◆ GIVEN INSTRUCTION ◆
Scan the data below for the string "text". Show every line where it turns up.

◆ MATERIAL PROVIDED ◆
==============================

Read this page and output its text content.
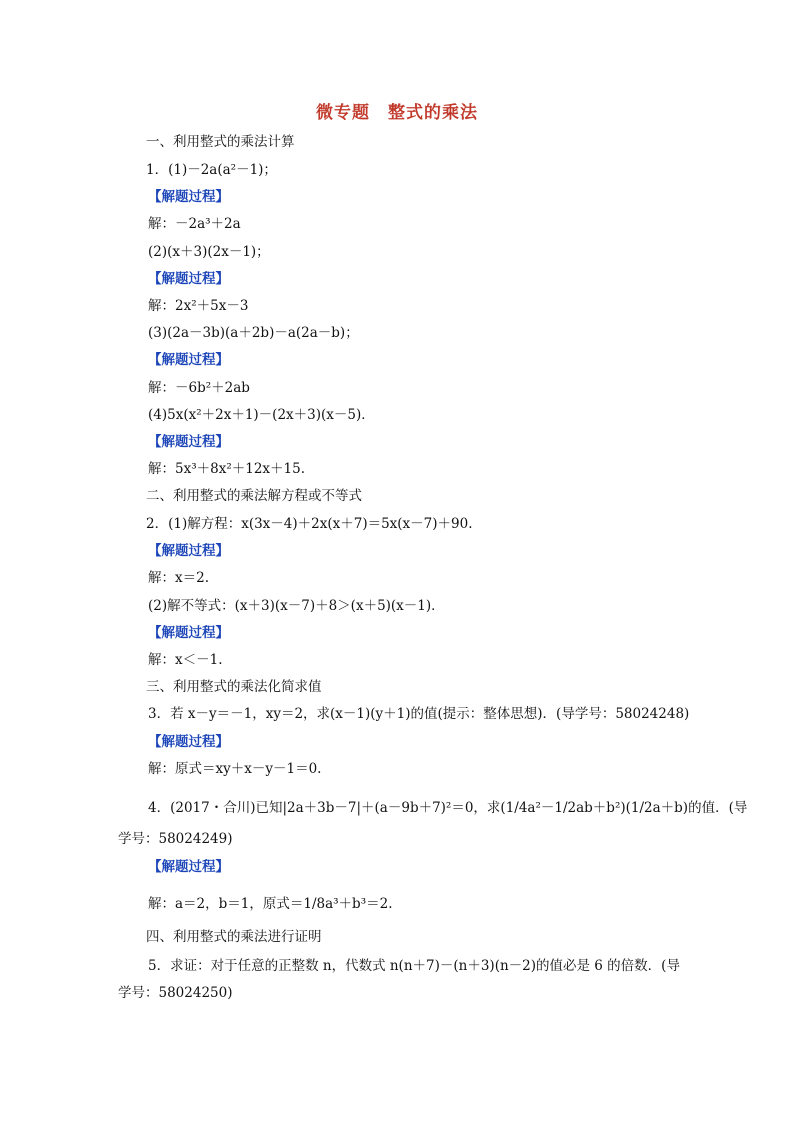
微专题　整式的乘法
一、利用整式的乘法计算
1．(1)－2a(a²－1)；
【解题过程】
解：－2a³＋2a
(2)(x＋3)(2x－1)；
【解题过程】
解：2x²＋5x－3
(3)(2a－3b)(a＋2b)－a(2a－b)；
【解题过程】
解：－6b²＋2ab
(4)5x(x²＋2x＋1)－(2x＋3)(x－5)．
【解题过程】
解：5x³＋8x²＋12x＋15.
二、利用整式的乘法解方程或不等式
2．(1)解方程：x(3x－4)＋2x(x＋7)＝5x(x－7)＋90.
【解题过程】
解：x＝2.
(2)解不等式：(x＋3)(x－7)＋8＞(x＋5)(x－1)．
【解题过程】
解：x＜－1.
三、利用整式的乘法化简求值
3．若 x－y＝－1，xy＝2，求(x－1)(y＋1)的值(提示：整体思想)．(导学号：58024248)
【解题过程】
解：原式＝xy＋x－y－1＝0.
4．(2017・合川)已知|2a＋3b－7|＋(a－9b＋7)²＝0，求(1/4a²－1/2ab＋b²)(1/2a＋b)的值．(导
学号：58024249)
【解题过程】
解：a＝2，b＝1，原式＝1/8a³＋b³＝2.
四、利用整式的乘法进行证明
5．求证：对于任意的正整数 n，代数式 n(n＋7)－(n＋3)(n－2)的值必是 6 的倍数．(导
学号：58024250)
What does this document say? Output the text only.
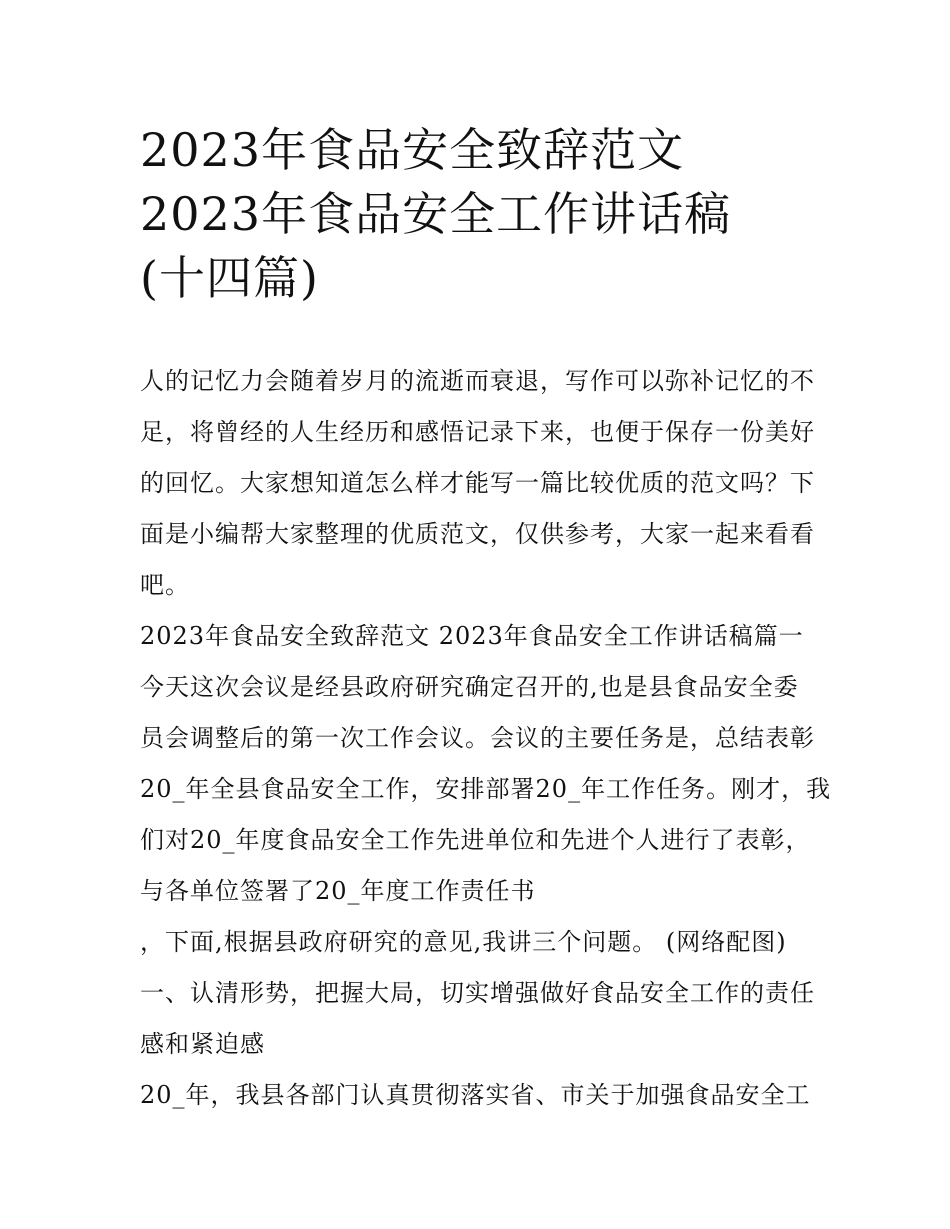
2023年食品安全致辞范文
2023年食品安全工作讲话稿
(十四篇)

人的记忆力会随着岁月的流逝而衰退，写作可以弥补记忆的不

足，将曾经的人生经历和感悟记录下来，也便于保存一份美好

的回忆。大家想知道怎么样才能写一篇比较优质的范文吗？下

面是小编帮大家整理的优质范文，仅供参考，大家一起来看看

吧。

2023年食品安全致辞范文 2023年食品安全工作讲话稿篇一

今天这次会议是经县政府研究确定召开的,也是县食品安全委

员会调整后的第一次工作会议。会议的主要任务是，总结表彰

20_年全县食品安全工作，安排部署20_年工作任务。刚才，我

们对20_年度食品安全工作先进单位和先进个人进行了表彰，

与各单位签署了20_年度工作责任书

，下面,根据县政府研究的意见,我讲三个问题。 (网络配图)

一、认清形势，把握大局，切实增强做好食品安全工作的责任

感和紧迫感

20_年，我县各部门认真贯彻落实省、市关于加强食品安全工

==============================

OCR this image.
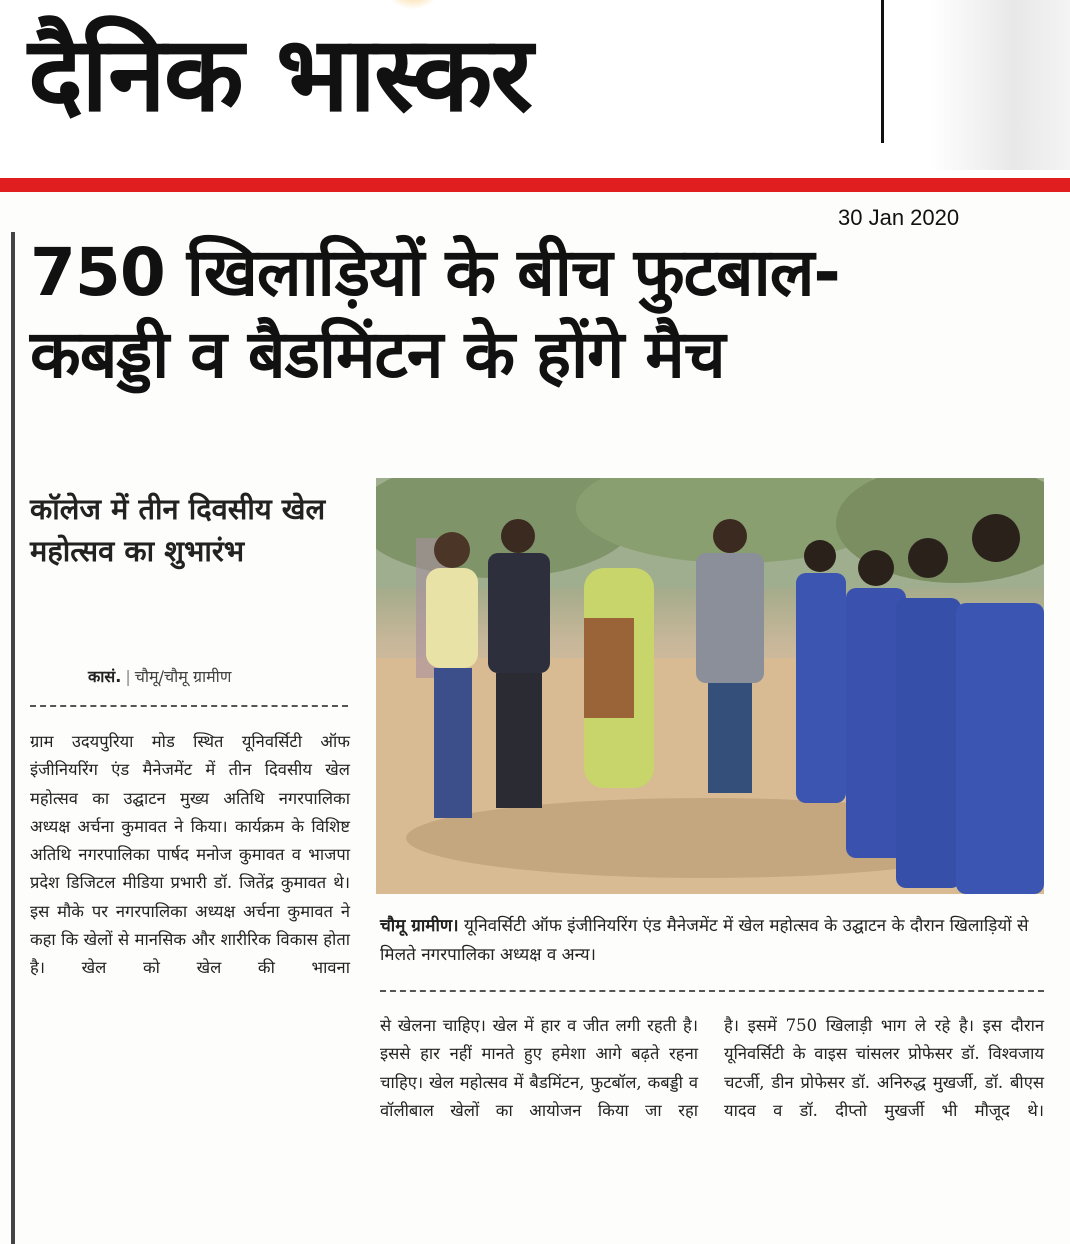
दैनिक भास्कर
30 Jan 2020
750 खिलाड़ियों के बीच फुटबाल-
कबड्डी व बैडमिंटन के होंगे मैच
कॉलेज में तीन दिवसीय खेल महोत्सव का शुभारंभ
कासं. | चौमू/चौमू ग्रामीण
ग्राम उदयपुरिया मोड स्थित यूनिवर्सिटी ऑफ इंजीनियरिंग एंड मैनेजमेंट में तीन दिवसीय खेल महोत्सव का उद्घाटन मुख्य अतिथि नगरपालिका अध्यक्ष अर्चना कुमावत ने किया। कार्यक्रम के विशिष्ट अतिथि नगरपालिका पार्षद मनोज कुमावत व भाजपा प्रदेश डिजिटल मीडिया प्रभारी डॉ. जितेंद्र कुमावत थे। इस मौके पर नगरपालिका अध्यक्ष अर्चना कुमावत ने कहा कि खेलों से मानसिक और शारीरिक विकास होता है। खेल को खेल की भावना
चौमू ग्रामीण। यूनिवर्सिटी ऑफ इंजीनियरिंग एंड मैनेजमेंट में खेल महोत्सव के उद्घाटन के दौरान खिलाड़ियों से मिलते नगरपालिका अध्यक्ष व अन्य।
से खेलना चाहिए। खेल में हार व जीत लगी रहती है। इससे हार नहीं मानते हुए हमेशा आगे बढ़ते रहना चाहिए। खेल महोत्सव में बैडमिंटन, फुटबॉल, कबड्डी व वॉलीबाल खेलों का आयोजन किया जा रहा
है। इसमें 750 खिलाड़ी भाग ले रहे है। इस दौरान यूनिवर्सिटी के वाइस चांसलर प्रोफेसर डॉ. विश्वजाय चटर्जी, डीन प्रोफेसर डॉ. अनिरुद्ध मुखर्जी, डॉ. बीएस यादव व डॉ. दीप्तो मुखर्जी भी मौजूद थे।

==============================

◆ RESPONSE ◆
Read this page and output its text content.
What does this document say? Output the text only.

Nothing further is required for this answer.